── DATASET

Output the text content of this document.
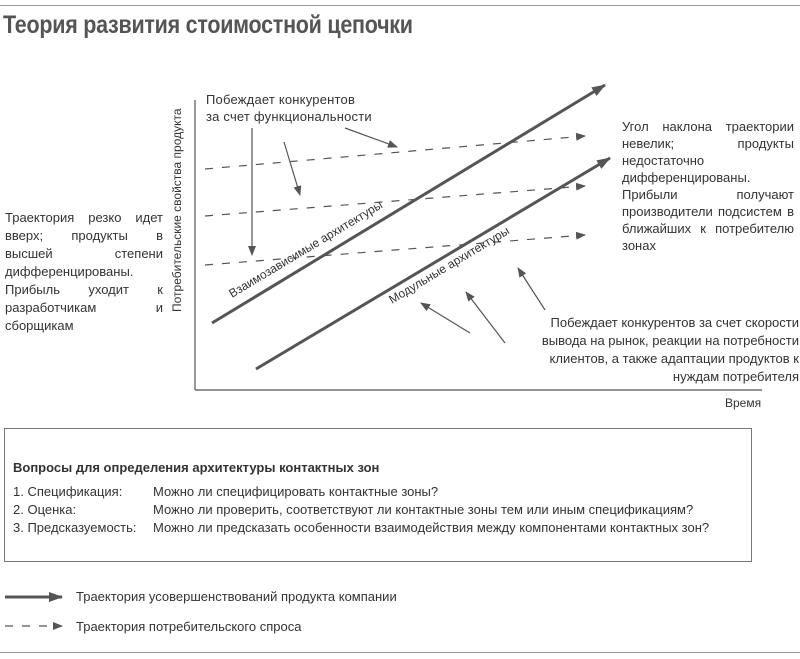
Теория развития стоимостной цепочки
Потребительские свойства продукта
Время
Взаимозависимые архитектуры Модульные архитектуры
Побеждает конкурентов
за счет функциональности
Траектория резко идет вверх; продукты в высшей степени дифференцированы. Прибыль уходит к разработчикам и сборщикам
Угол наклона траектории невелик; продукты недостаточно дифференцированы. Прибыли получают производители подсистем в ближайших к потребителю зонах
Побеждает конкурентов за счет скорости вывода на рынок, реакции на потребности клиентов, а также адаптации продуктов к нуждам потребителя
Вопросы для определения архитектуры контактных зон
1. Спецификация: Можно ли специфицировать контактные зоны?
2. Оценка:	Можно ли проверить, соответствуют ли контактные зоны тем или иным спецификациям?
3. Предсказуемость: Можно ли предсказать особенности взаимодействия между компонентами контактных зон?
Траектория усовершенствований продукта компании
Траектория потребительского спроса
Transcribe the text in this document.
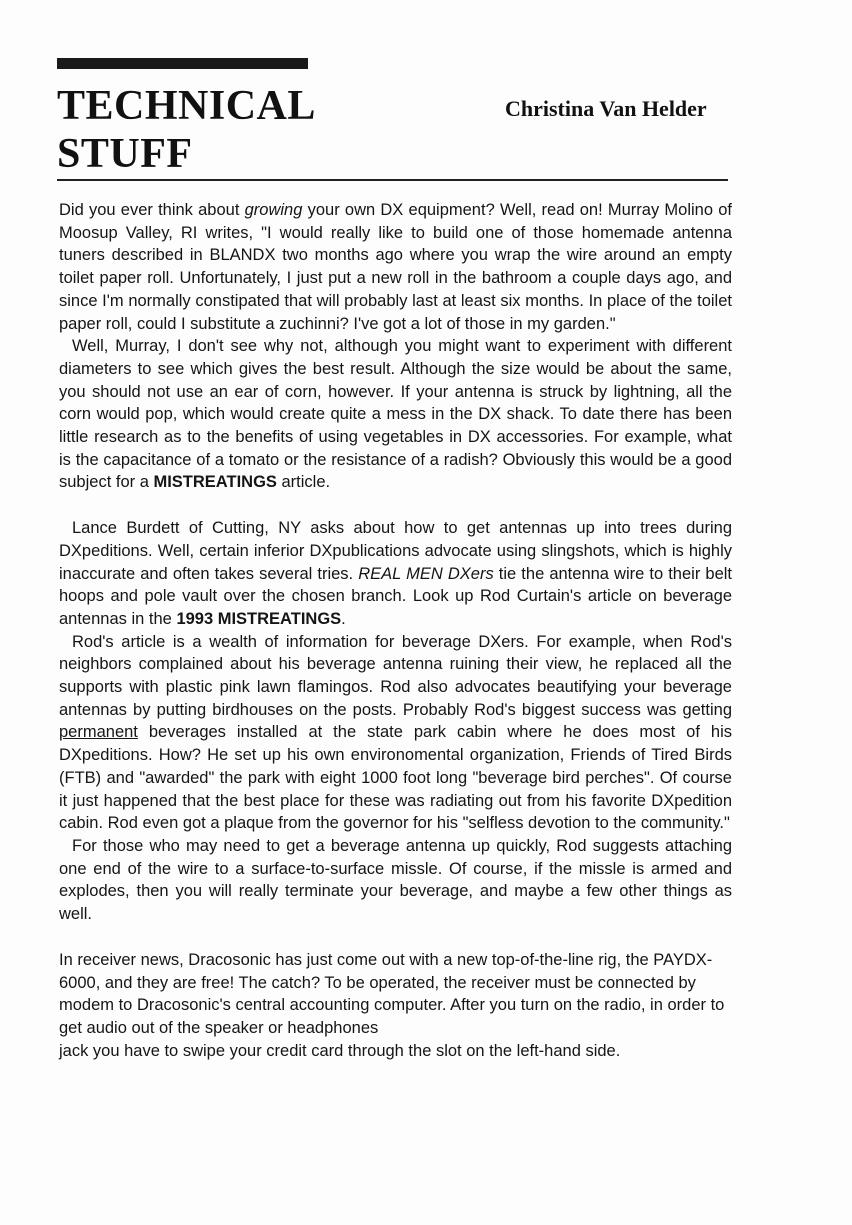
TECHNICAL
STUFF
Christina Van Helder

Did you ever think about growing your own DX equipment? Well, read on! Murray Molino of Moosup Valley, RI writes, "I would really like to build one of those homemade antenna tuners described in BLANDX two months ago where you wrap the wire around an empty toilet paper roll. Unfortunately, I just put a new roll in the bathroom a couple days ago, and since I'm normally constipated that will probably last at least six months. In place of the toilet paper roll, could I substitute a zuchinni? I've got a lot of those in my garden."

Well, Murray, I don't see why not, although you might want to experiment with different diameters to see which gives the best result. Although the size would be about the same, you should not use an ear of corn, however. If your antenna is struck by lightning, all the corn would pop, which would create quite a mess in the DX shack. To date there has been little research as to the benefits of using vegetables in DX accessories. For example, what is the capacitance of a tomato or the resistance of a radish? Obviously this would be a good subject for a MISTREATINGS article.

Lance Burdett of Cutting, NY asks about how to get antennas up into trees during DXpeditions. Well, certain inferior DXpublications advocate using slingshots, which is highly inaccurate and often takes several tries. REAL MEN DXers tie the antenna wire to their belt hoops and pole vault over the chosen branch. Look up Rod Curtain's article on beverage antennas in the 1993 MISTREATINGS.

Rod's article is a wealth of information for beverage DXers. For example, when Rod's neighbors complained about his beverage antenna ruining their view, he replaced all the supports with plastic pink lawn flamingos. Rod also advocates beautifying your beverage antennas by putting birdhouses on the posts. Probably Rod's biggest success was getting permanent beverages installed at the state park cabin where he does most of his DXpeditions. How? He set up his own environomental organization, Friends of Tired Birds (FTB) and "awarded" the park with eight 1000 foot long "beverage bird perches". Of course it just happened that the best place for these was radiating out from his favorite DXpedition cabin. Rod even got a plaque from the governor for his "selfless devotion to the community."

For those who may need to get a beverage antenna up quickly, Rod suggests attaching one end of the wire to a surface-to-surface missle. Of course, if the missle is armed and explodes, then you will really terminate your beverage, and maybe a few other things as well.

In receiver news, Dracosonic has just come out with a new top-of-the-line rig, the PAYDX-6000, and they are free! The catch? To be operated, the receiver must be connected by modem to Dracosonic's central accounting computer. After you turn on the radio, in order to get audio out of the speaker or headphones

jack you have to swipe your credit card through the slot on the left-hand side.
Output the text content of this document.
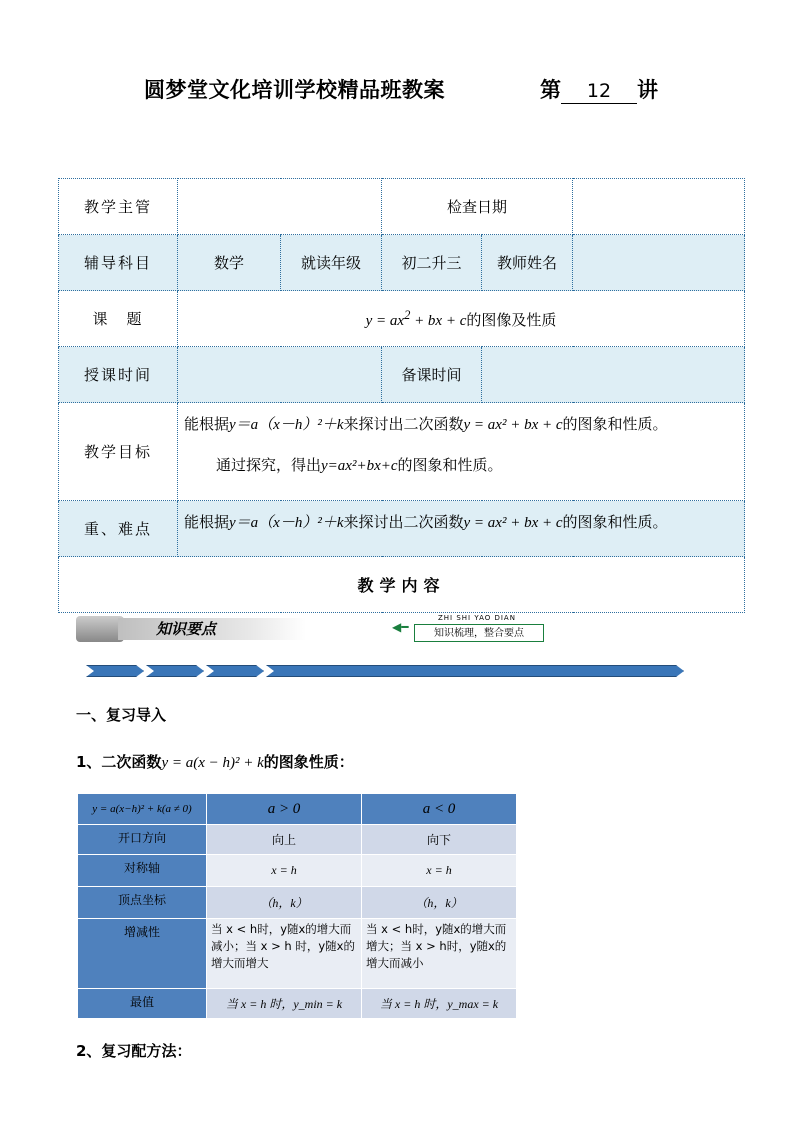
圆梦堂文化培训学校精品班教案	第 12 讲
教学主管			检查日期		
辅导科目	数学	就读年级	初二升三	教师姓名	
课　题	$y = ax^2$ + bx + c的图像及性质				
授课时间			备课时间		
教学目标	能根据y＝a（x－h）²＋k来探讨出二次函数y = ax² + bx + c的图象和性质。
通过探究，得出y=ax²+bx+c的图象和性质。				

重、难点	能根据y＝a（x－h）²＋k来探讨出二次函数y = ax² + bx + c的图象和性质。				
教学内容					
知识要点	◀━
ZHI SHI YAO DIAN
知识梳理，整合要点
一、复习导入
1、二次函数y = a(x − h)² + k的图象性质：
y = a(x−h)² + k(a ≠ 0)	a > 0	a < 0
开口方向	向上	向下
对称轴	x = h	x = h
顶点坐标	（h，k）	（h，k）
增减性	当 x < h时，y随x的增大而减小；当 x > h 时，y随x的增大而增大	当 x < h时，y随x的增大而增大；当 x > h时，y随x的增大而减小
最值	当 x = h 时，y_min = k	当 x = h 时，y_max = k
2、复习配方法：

────
── DATASET

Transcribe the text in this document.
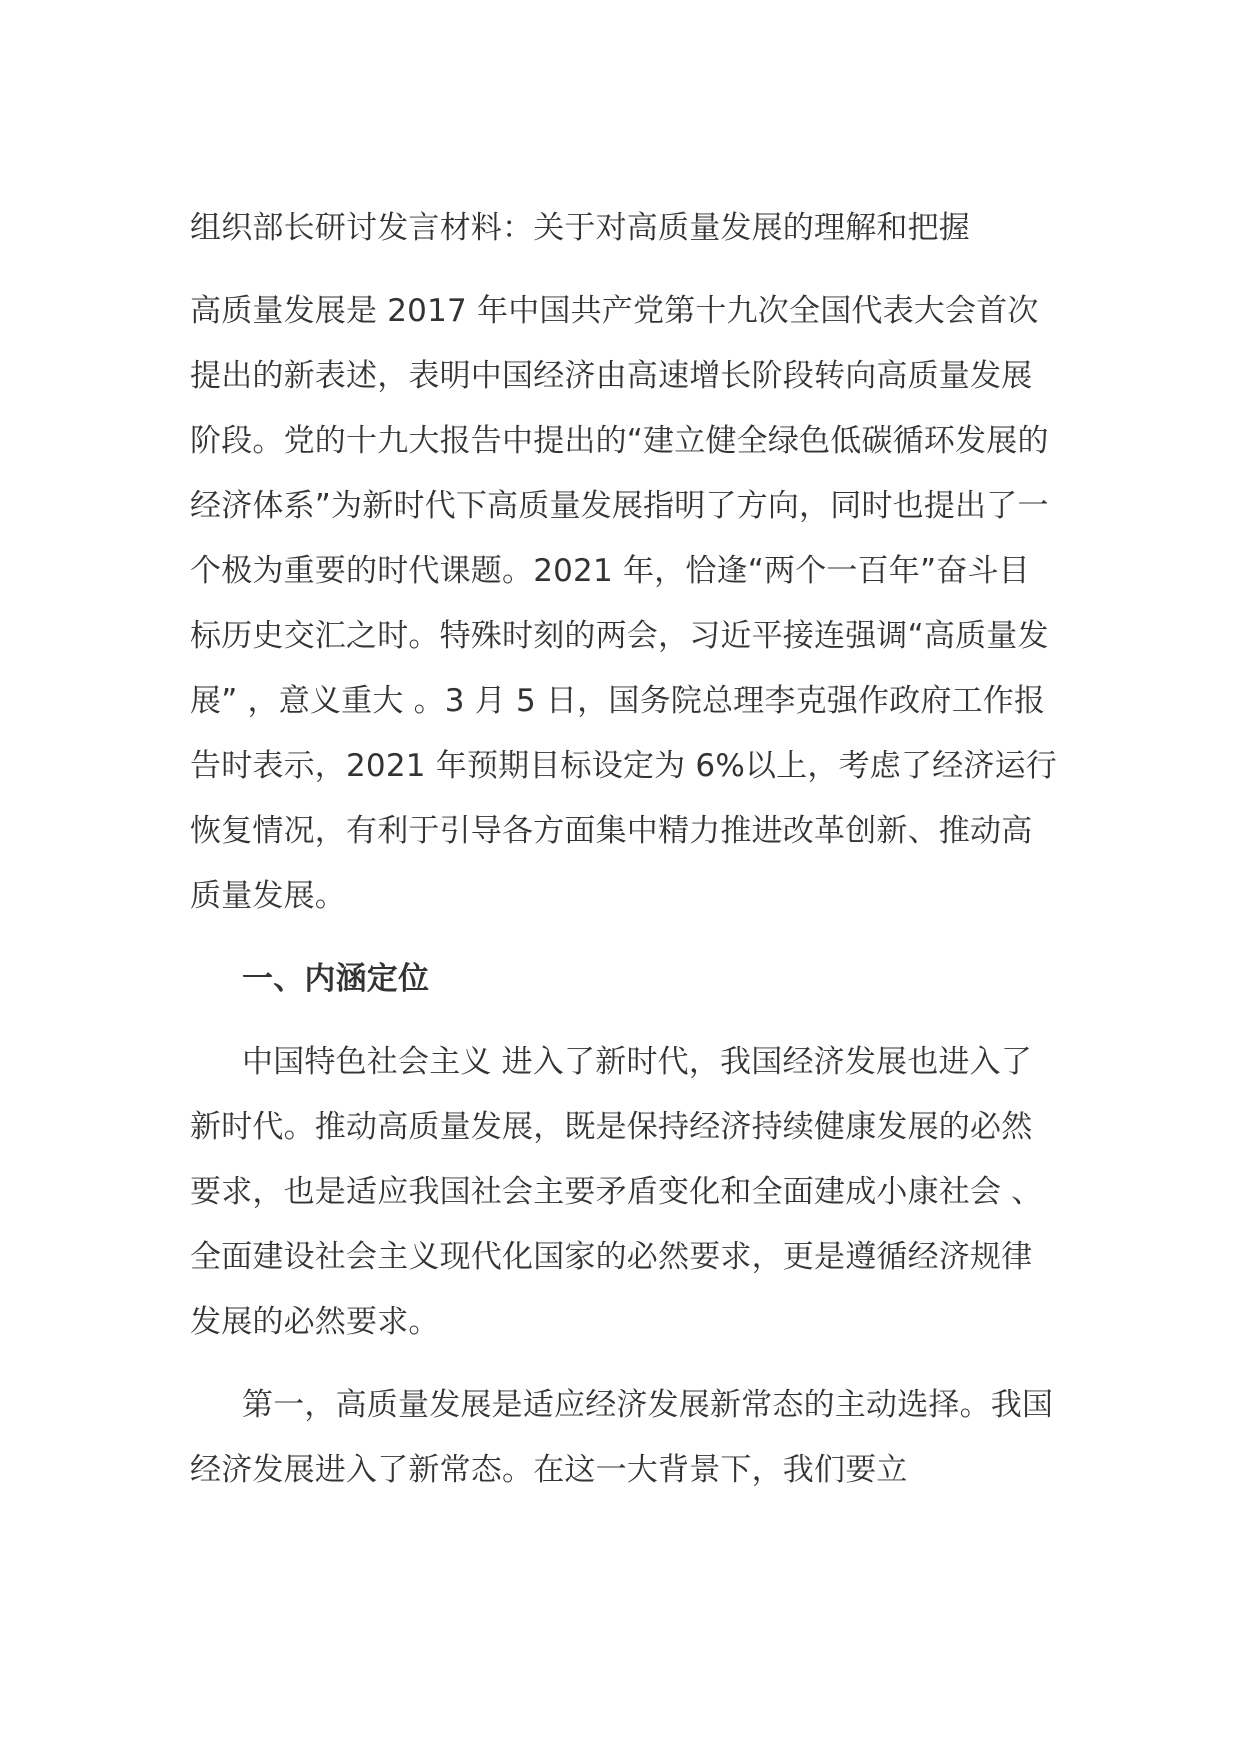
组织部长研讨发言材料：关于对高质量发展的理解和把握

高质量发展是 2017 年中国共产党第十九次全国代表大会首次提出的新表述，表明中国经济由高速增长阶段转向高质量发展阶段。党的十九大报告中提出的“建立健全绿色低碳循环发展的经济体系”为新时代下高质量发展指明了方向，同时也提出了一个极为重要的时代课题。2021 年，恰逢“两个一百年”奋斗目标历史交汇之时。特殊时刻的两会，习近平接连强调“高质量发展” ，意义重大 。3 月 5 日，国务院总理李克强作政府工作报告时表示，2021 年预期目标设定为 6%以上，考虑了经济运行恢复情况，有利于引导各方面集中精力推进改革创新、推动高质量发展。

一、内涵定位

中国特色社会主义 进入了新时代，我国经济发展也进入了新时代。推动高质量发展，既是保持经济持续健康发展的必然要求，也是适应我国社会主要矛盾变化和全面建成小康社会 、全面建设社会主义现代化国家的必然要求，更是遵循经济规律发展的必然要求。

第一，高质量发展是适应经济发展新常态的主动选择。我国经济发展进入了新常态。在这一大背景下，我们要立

────

• _TASK DETAILS_:
Single out each line of the records above with the string "Можно" in it, and copy it.

• _RESPONSE TO THE TASK_:
1. Спецификация: Можно ли специфицировать контактные зоны?
2. Оценка:	Можно ли проверить, соответствуют ли контактные зоны тем или иным спецификациям?
3. Предсказуемость: Можно ли предсказать особенности взаимодействия между компонентами контактных зон?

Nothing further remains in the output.